WRITTEN INSTRUCTION: Each line that follows should be printed again exactly as it stands.
--- Start of GIVEN RECORDS ---
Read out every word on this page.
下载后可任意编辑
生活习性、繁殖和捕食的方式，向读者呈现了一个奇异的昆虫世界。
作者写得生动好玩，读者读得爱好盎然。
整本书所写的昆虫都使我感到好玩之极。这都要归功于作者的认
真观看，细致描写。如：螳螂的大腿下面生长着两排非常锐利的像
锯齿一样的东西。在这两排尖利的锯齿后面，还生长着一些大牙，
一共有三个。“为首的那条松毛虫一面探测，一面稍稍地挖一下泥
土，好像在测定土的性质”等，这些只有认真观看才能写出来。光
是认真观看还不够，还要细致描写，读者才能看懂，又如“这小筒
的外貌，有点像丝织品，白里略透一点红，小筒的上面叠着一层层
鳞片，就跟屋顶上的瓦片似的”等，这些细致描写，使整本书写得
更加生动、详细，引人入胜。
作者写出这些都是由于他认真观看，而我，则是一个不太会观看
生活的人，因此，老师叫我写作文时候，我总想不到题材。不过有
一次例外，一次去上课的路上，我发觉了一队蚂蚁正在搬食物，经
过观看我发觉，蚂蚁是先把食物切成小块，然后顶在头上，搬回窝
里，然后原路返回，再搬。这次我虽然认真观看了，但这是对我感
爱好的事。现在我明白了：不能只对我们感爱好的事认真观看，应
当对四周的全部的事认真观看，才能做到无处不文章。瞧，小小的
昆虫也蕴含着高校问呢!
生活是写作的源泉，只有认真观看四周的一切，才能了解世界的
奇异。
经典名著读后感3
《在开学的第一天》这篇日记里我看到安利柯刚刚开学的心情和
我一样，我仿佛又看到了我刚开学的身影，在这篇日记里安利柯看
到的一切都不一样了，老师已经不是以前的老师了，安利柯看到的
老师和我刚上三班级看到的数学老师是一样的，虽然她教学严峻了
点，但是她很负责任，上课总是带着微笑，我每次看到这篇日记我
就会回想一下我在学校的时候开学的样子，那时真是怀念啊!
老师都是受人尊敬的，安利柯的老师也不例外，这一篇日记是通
--- End of GIVEN RECORDS ---
CORRECT OUTPUT:
Read out every word on this page.
下载后可任意编辑
生活习性、繁殖和捕食的方式，向读者呈现了一个奇异的昆虫世界。
作者写得生动好玩，读者读得爱好盎然。
整本书所写的昆虫都使我感到好玩之极。这都要归功于作者的认
真观看，细致描写。如：螳螂的大腿下面生长着两排非常锐利的像
锯齿一样的东西。在这两排尖利的锯齿后面，还生长着一些大牙，
一共有三个。“为首的那条松毛虫一面探测，一面稍稍地挖一下泥
土，好像在测定土的性质”等，这些只有认真观看才能写出来。光
是认真观看还不够，还要细致描写，读者才能看懂，又如“这小筒
的外貌，有点像丝织品，白里略透一点红，小筒的上面叠着一层层
鳞片，就跟屋顶上的瓦片似的”等，这些细致描写，使整本书写得
更加生动、详细，引人入胜。
作者写出这些都是由于他认真观看，而我，则是一个不太会观看
生活的人，因此，老师叫我写作文时候，我总想不到题材。不过有
一次例外，一次去上课的路上，我发觉了一队蚂蚁正在搬食物，经
过观看我发觉，蚂蚁是先把食物切成小块，然后顶在头上，搬回窝
里，然后原路返回，再搬。这次我虽然认真观看了，但这是对我感
爱好的事。现在我明白了：不能只对我们感爱好的事认真观看，应
当对四周的全部的事认真观看，才能做到无处不文章。瞧，小小的
昆虫也蕴含着高校问呢!
生活是写作的源泉，只有认真观看四周的一切，才能了解世界的
奇异。
经典名著读后感3
《在开学的第一天》这篇日记里我看到安利柯刚刚开学的心情和
我一样，我仿佛又看到了我刚开学的身影，在这篇日记里安利柯看
到的一切都不一样了，老师已经不是以前的老师了，安利柯看到的
老师和我刚上三班级看到的数学老师是一样的，虽然她教学严峻了
点，但是她很负责任，上课总是带着微笑，我每次看到这篇日记我
就会回想一下我在学校的时候开学的样子，那时真是怀念啊!
老师都是受人尊敬的，安利柯的老师也不例外，这一篇日记是通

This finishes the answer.